» **Exercise**
Filter the entries below, keeping only lines with the word "telegraf".

Start of Material for the task

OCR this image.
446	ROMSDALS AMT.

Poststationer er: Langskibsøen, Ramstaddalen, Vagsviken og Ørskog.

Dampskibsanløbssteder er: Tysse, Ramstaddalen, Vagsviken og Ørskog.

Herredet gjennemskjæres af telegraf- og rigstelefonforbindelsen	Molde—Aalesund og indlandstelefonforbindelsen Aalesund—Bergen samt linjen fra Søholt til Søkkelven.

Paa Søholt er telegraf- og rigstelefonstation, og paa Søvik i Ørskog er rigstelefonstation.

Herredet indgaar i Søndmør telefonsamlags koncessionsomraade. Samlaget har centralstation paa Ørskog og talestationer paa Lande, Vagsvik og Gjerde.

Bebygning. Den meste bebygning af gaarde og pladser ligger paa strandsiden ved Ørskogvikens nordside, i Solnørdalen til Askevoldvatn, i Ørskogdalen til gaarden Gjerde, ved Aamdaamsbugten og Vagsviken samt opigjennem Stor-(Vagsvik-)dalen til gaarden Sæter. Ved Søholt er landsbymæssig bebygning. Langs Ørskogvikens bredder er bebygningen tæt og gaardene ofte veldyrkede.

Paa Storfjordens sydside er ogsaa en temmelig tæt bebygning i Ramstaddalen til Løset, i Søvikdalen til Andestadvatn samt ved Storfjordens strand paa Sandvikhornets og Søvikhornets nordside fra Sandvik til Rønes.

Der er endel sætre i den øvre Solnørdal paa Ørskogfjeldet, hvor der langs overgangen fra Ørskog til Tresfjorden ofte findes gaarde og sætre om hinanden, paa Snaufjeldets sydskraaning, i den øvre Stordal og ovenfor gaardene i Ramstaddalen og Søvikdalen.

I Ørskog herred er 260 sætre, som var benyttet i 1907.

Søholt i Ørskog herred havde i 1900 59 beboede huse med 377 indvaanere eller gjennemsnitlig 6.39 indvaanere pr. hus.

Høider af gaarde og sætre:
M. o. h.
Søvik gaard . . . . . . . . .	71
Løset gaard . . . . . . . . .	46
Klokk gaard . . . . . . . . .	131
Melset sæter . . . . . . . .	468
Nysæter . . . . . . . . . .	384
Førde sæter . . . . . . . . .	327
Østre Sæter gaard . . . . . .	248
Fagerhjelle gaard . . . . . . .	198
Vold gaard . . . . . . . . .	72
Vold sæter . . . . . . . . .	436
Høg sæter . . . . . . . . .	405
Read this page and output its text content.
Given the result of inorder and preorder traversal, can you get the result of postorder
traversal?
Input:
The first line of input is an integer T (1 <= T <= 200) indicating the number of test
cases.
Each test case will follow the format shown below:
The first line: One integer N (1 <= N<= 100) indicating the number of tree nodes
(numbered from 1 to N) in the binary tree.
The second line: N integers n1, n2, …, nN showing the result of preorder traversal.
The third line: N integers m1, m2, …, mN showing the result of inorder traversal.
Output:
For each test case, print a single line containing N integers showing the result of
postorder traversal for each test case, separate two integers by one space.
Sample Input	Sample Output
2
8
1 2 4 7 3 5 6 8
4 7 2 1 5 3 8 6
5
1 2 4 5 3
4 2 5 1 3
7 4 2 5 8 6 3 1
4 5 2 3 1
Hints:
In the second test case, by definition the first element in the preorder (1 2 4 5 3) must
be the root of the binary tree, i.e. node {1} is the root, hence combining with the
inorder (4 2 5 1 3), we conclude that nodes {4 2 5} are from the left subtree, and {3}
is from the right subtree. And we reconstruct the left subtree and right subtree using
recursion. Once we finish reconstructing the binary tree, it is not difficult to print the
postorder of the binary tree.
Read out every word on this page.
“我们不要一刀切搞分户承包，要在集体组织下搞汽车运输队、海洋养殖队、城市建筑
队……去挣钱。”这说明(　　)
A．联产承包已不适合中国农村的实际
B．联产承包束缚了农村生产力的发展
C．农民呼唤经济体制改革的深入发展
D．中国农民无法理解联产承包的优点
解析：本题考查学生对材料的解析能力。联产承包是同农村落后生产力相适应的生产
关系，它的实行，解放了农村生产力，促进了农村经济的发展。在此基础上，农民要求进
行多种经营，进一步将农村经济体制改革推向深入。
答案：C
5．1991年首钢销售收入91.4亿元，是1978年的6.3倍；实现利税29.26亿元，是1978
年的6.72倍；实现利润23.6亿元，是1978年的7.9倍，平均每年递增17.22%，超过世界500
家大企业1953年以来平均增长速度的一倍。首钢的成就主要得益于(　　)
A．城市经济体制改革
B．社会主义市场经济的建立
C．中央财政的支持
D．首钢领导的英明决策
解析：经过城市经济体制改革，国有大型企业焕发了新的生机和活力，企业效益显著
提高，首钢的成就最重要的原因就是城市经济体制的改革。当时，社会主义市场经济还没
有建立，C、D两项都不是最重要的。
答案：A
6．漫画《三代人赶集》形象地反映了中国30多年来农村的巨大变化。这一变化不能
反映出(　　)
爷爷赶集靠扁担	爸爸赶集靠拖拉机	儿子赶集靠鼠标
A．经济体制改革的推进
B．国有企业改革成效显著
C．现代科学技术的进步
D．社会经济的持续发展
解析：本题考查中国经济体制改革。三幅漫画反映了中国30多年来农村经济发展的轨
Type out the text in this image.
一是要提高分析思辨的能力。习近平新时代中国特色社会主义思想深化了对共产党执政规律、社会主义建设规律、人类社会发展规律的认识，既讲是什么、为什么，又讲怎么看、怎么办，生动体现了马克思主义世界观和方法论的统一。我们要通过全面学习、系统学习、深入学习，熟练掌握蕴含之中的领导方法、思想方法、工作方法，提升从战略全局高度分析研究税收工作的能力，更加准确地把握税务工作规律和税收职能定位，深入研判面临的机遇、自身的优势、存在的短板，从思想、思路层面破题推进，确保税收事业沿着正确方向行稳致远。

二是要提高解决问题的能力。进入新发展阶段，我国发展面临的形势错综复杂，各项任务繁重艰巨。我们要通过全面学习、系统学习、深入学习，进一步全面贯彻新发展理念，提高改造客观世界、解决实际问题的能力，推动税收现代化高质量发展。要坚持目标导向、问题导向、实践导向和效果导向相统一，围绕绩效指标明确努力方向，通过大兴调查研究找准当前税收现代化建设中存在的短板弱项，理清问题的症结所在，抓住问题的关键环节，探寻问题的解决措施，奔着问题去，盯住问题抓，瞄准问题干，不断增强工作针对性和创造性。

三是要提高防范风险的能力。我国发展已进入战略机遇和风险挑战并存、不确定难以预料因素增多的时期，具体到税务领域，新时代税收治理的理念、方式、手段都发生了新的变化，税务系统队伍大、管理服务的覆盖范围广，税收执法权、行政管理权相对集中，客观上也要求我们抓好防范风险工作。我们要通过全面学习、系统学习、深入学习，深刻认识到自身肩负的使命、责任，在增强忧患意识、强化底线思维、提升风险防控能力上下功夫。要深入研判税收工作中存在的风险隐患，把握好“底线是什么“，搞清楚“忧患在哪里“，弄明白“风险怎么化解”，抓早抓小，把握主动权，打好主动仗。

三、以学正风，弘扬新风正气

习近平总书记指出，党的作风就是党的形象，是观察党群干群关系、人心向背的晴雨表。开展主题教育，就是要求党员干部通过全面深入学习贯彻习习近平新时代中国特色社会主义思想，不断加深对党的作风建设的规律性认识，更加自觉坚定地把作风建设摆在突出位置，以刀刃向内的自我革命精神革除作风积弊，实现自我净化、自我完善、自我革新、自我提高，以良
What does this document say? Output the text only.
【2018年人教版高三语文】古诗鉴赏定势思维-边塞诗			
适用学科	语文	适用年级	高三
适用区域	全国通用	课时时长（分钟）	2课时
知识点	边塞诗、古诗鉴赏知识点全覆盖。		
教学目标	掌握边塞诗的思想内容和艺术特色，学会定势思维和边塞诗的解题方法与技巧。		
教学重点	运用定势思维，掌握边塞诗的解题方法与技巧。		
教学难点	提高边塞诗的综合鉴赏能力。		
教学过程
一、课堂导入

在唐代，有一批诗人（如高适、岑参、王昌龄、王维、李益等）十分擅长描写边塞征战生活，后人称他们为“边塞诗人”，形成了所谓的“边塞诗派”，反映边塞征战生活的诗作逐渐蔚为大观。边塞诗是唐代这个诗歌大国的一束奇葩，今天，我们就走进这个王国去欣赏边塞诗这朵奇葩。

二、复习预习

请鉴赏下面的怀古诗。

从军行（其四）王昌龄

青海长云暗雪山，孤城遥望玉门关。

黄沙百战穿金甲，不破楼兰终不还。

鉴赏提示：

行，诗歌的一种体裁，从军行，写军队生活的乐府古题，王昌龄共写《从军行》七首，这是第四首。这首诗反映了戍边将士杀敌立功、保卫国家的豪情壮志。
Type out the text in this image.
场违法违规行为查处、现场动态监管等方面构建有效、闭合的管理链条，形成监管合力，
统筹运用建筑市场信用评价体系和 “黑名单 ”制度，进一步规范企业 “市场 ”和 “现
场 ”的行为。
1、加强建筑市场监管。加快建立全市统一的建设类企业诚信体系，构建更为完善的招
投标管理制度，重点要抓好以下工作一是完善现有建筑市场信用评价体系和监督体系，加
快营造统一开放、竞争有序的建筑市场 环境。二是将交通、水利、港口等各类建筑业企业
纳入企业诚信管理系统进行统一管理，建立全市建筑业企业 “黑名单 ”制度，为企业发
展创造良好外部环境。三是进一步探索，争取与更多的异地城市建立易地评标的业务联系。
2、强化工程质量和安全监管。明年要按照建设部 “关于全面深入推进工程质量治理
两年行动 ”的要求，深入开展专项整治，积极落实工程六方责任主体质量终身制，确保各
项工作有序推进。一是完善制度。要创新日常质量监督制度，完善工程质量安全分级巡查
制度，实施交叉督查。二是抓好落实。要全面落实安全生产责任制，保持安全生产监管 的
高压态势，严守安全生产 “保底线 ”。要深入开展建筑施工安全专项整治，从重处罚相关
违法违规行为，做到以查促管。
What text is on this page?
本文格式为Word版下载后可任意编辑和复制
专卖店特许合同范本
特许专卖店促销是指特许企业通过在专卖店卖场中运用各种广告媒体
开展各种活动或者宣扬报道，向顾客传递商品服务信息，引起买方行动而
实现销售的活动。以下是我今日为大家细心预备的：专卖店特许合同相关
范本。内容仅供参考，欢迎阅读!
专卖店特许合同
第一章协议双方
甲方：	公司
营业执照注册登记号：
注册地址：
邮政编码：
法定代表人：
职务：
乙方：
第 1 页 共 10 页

End of Material for the task

» **Task result**
Herredet gjennemskjæres af telegraf- og rigstelefonforbindelsen	Molde—Aalesund og indlandstelefonforbindelsen Aalesund—Bergen samt linjen fra Søholt til Søkkelven.
Paa Søholt er telegraf- og rigstelefonstation, og paa Søvik i Ørskog er rigstelefonstation.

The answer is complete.